#### PROVIDED ENTRIES:
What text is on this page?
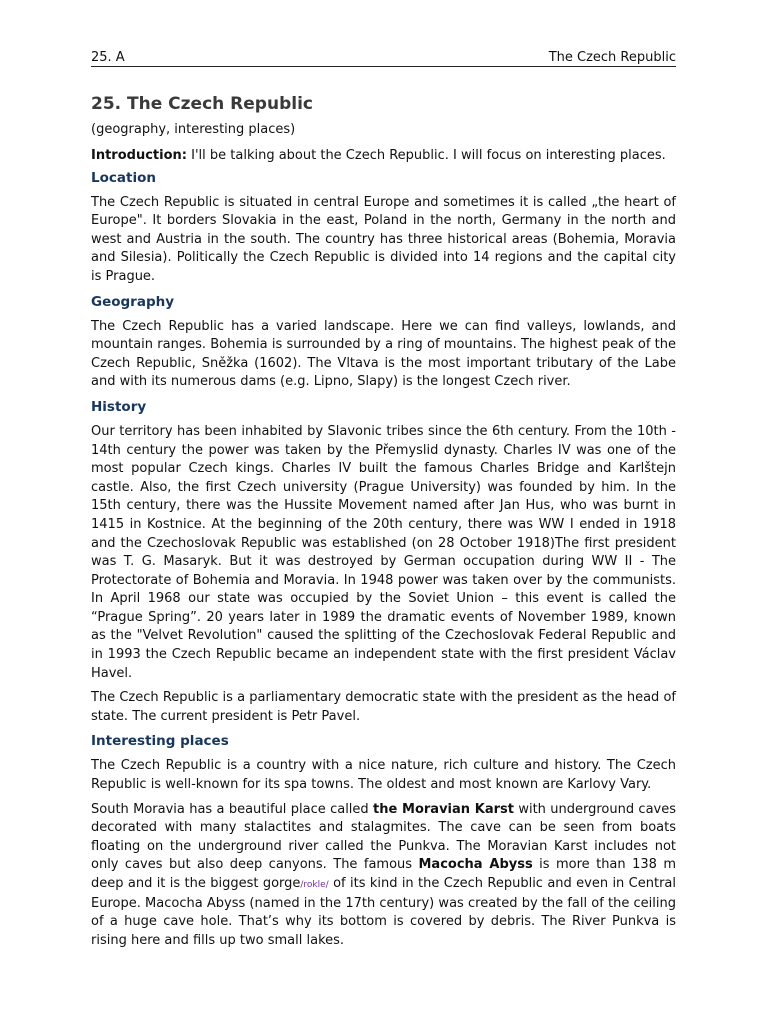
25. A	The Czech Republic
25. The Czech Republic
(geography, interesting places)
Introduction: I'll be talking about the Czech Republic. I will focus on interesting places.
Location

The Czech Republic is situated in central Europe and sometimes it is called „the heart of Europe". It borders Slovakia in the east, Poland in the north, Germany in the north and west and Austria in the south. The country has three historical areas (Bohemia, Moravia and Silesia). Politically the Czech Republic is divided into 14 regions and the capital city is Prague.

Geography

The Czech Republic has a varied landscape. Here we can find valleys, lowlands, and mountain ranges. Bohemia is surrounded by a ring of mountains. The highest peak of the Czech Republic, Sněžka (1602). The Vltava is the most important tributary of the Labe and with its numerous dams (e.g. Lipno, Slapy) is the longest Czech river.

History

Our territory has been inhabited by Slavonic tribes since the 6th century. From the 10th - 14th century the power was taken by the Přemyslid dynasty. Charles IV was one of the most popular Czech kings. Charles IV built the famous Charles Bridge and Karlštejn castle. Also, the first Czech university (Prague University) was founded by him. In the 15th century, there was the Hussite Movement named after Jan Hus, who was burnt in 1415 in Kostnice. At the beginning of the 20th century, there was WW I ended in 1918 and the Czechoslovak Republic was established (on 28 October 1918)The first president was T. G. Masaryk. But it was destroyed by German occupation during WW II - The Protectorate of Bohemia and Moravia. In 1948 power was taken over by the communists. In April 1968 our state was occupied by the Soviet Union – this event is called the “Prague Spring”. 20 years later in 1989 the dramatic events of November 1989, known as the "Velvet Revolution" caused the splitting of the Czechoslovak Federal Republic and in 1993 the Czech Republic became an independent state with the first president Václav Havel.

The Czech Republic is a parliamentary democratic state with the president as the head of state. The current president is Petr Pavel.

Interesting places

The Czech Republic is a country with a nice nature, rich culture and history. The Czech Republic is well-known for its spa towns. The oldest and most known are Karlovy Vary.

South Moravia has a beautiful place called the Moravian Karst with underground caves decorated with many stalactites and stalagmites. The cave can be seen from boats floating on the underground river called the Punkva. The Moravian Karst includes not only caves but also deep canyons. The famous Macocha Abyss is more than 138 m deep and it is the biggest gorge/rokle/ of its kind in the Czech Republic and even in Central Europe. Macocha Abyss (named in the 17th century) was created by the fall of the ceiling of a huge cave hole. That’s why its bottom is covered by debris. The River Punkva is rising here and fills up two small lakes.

#### WRITTEN PROBLEM:
In the entries above, find the lines containing the word "places" and say how many there are, with no other words.

#### SOLUTION TO THE EXERCISE:
3